>> Start SOURCE

Modern aircraft hosts a large number of electric systems. Due to the transition to a More Electrical Aircraft, future platforms will use even more electric systems. This increases the complexity of the EWIS design from an EMC point of view. When possible, segregation between potentially interfering cables or bundles is a convenient solution to avoid EMC problems. Due to the huge number of installation configurations, the evaluation of the minimal segregation distance between two interacting bundles can be unfeasible. To overcome this situation, a specialized tool has been developed, based on a statistical approach for the analysis of the interaction between couples of bundles. In the paper, the different modules needed for this analysis are detailed and described. Some canonical analysis are then reported to show the capabilities of the tool.
Due to the large amount of electrical equipment aboard modern aircraft, several EMC problems appear which can be tackled by filtering disturbances at the equipment inputs and shielding cable links (braiding, covering, over-braiding). Among the others, the segregation between interfering cables or bundles of cables becomes crucial to ensure that coupling constraints will not exceed the equipment susceptibility threshold. The aim of this work is to statistically characterize the coupling between cable bundles and its minimization by optimization under stochastic constraints. The Monte Carlo method is used, and an interpolation scheme based on Smolyak grids is investigated to accelerate the computation.

>> End SOURCE

▶ _STATED PROBLEM 1_
Copy the passage on cable segregation in aircraft word for word, from "Due to the large" to "accelerate the computation.".
The text and the records have nothing to do with each other.

>> Start RECORDS PROVIDED

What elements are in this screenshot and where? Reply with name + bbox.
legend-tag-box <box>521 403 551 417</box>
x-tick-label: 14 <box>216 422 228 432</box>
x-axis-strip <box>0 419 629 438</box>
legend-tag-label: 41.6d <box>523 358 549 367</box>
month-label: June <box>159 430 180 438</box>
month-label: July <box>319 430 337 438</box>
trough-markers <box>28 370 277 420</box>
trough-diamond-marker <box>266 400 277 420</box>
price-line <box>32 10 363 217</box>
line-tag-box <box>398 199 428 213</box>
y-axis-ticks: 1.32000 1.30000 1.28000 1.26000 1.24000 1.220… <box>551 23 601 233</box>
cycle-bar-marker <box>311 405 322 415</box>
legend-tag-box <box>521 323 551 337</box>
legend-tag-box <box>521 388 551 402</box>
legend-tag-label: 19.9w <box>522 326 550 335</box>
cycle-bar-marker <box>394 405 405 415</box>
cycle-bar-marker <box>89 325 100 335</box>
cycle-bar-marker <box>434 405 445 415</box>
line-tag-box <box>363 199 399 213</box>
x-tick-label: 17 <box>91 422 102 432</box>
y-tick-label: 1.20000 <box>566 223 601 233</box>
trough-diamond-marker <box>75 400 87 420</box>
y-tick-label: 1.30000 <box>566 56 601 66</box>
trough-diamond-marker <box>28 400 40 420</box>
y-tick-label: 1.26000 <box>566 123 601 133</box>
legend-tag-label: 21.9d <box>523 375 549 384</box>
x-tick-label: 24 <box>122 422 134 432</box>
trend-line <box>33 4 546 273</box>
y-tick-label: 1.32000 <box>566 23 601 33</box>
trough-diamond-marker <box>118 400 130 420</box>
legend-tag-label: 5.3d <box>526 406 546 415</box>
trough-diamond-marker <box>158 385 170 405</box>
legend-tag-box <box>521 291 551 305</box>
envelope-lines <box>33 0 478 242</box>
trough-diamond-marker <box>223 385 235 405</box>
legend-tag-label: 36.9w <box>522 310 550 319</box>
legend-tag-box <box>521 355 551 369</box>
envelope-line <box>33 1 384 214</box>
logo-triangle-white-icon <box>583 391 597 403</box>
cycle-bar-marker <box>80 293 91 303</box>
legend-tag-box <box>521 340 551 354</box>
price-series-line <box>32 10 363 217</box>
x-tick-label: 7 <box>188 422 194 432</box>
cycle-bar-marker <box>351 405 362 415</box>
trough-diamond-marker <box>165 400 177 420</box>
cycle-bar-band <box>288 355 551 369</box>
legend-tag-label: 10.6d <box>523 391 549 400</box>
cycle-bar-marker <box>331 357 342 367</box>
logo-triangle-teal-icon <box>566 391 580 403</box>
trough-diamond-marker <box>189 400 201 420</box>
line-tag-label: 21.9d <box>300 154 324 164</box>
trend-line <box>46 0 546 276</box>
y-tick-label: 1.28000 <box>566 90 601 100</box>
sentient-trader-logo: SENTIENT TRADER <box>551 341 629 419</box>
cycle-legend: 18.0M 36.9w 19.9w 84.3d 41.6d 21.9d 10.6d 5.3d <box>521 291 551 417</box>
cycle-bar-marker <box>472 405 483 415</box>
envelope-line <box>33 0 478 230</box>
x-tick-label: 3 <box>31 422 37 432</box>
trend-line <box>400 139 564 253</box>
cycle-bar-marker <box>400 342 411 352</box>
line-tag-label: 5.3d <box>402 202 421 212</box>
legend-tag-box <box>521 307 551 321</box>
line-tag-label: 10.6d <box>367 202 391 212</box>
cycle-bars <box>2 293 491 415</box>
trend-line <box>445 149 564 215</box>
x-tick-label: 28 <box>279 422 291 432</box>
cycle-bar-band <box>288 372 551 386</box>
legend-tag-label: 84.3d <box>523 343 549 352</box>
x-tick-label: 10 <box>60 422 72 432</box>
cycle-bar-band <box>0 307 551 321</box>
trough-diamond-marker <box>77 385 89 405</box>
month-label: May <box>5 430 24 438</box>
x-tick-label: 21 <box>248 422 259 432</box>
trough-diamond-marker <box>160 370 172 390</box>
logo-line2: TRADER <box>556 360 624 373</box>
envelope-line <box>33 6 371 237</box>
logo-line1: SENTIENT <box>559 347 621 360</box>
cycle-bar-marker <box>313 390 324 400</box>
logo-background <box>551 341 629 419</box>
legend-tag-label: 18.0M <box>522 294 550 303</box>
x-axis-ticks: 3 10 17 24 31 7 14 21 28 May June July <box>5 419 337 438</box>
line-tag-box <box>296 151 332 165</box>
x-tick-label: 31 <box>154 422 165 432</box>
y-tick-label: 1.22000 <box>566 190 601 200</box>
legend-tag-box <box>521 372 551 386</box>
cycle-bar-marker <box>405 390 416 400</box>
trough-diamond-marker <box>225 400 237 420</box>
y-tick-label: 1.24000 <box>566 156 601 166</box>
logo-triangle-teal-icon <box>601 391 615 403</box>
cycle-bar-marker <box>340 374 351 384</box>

>> End RECORDS PROVIDED

▶ _STATED PROBLEM 2_
Repeat the records word for word, from their first line to the line with "y-tick-label: 1.26000 <box>566", including both of those lines.

▶ _WORKED ANSWER 1_
Due to the large amount of electrical equipment aboard modern aircraft, several EMC problems appear which can be tackled by filtering disturbances at the equipment inputs and shielding cable links (braiding, covering, over-braiding). Among the others, the segregation between interfering cables or bundles of cables becomes crucial to ensure that coupling constraints will not exceed the equipment susceptibility threshold. The aim of this work is to statistically characterize the coupling between cable bundles and its minimization by optimization under stochastic constraints. The Monte Carlo method is used, and an interpolation scheme based on Smolyak grids is investigated to accelerate the computation.

▶ _WORKED ANSWER 2_
What elements are in this screenshot and where? Reply with name + bbox.
legend-tag-box <box>521 403 551 417</box>
x-tick-label: 14 <box>216 422 228 432</box>
x-axis-strip <box>0 419 629 438</box>
legend-tag-label: 41.6d <box>523 358 549 367</box>
month-label: June <box>159 430 180 438</box>
month-label: July <box>319 430 337 438</box>
trough-markers <box>28 370 277 420</box>
trough-diamond-marker <box>266 400 277 420</box>
price-line <box>32 10 363 217</box>
line-tag-box <box>398 199 428 213</box>
y-axis-ticks: 1.32000 1.30000 1.28000 1.26000 1.24000 1.220… <box>551 23 601 233</box>
cycle-bar-marker <box>311 405 322 415</box>
legend-tag-box <box>521 323 551 337</box>
legend-tag-box <box>521 388 551 402</box>
legend-tag-label: 19.9w <box>522 326 550 335</box>
cycle-bar-marker <box>394 405 405 415</box>
cycle-bar-marker <box>89 325 100 335</box>
cycle-bar-marker <box>434 405 445 415</box>
line-tag-box <box>363 199 399 213</box>
x-tick-label: 17 <box>91 422 102 432</box>
y-tick-label: 1.20000 <box>566 223 601 233</box>
trough-diamond-marker <box>75 400 87 420</box>
y-tick-label: 1.30000 <box>566 56 601 66</box>
trough-diamond-marker <box>28 400 40 420</box>
y-tick-label: 1.26000 <box>566 123 601 133</box>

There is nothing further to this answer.